Take every line from the entries below that includes the word "diarioficial" and copy it.

(Task input)

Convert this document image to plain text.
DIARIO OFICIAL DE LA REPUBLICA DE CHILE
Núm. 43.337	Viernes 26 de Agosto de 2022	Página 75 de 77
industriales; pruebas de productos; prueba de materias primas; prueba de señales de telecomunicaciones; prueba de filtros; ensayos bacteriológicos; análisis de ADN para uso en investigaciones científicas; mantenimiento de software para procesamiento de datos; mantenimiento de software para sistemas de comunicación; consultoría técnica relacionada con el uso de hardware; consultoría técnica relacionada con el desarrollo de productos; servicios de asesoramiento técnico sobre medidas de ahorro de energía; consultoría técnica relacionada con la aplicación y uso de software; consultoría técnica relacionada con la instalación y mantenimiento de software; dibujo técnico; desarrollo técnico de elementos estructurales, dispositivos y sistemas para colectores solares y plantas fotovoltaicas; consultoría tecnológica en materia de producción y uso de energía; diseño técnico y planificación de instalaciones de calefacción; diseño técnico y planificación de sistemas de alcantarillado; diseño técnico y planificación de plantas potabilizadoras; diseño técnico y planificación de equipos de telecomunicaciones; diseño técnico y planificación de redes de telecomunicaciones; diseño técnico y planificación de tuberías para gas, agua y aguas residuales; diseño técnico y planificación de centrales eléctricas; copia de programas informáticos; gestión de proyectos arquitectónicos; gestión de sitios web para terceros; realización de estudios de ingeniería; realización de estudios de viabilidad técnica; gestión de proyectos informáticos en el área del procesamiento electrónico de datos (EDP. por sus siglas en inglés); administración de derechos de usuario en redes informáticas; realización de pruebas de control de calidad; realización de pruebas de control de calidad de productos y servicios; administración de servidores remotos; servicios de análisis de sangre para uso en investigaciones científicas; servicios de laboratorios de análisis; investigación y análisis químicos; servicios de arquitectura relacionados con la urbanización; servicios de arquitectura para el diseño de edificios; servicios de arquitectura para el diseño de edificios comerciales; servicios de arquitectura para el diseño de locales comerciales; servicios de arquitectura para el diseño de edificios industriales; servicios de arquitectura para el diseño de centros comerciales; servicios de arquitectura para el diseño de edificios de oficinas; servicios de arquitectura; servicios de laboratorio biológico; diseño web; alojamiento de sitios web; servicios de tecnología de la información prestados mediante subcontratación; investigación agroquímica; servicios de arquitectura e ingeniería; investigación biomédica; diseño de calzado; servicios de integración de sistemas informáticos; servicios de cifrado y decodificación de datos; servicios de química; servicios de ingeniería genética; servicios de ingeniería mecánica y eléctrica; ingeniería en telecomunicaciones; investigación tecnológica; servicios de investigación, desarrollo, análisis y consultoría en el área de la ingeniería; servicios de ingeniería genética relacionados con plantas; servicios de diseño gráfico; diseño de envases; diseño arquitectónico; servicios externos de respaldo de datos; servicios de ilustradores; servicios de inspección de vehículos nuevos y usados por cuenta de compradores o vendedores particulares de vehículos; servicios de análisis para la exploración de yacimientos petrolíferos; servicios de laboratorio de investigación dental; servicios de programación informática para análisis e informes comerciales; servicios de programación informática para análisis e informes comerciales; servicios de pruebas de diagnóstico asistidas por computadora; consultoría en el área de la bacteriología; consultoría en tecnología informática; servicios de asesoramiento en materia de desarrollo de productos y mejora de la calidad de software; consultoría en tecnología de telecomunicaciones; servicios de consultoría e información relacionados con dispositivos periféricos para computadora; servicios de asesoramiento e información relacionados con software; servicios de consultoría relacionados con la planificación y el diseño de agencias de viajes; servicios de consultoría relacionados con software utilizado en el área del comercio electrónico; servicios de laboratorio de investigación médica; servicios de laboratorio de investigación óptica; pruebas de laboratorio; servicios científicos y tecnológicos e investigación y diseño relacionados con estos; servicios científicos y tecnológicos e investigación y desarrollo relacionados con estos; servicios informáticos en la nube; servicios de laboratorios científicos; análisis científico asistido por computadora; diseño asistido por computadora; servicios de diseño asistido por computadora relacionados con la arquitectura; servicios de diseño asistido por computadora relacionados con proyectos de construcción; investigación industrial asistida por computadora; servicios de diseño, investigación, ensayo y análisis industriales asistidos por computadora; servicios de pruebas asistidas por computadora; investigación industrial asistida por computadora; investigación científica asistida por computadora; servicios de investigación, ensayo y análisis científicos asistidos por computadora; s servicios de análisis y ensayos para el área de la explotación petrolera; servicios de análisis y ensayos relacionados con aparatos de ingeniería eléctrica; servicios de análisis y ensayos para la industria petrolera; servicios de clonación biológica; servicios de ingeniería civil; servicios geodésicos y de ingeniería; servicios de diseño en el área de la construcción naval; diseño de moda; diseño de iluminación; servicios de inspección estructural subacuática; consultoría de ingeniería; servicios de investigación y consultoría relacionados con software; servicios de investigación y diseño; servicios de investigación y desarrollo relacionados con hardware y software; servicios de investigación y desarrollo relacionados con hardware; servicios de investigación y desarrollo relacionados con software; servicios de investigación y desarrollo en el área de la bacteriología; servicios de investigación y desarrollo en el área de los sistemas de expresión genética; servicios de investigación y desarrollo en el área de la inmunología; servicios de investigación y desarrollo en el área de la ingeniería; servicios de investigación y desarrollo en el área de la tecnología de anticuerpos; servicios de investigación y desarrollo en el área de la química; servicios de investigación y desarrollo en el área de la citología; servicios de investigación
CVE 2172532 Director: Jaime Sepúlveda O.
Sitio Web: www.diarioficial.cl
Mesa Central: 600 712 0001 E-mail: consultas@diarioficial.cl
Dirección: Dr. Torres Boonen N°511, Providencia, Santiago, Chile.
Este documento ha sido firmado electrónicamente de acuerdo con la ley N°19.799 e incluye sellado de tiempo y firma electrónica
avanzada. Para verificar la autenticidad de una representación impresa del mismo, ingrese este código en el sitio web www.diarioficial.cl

(End Task input)

**Solution to this task**
Sitio Web: www.diarioficial.cl
Mesa Central: 600 712 0001 E-mail: consultas@diarioficial.cl
avanzada. Para verificar la autenticidad de una representación impresa del mismo, ingrese este código en el sitio web www.diarioficial.cl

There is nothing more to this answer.